» Part of a data file
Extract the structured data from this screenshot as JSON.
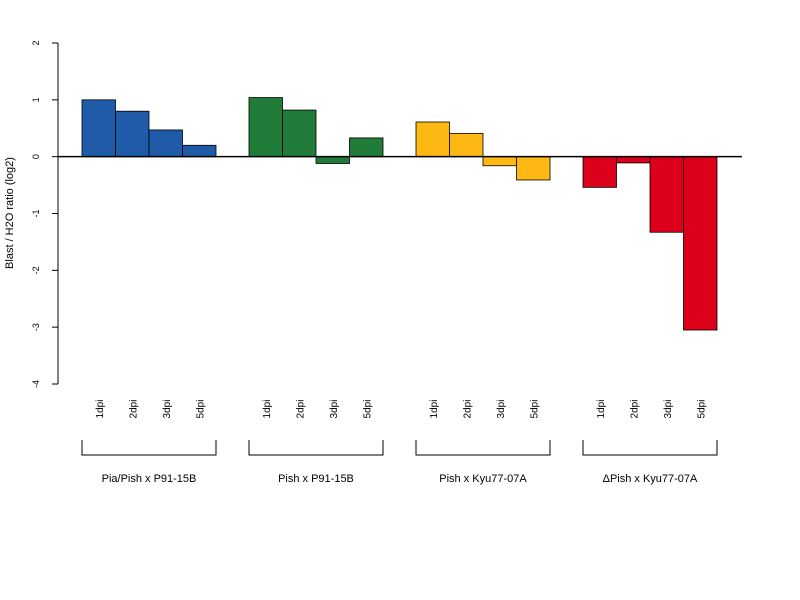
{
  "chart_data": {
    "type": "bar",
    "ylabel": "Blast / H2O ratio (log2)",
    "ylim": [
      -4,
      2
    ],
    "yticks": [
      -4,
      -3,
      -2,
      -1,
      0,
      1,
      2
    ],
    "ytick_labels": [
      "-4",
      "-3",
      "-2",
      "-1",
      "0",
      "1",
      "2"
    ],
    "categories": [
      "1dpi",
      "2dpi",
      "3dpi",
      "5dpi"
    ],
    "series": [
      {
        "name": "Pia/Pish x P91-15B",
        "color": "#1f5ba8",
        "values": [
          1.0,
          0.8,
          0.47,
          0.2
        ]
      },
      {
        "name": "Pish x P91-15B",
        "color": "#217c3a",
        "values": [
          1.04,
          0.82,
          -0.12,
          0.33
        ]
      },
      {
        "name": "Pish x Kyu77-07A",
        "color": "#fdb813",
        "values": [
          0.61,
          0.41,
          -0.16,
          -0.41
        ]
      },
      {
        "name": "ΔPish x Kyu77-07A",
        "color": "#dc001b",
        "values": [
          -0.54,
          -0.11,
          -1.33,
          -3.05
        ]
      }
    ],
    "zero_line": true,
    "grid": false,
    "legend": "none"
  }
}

» Goal
Transcribe each entry above exactly, apart from the pictures.

» Answer to this problem
Extract the structured data from this screenshot as JSON.
{
  "chart_data": {
    "type": "bar",
    "ylabel": "Blast / H2O ratio (log2)",
    "ylim": [
      -4,
      2
    ],
    "yticks": [
      -4,
      -3,
      -2,
      -1,
      0,
      1,
      2
    ],
    "ytick_labels": [
      "-4",
      "-3",
      "-2",
      "-1",
      "0",
      "1",
      "2"
    ],
    "categories": [
      "1dpi",
      "2dpi",
      "3dpi",
      "5dpi"
    ],
    "series": [
      {
        "name": "Pia/Pish x P91-15B",
        "color": "#1f5ba8",
        "values": [
          1.0,
          0.8,
          0.47,
          0.2
        ]
      },
      {
        "name": "Pish x P91-15B",
        "color": "#217c3a",
        "values": [
          1.04,
          0.82,
          -0.12,
          0.33
        ]
      },
      {
        "name": "Pish x Kyu77-07A",
        "color": "#fdb813",
        "values": [
          0.61,
          0.41,
          -0.16,
          -0.41
        ]
      },
      {
        "name": "ΔPish x Kyu77-07A",
        "color": "#dc001b",
        "values": [
          -0.54,
          -0.11,
          -1.33,
          -3.05
        ]
      }
    ],
    "zero_line": true,
    "grid": false,
    "legend": "none"
  }
}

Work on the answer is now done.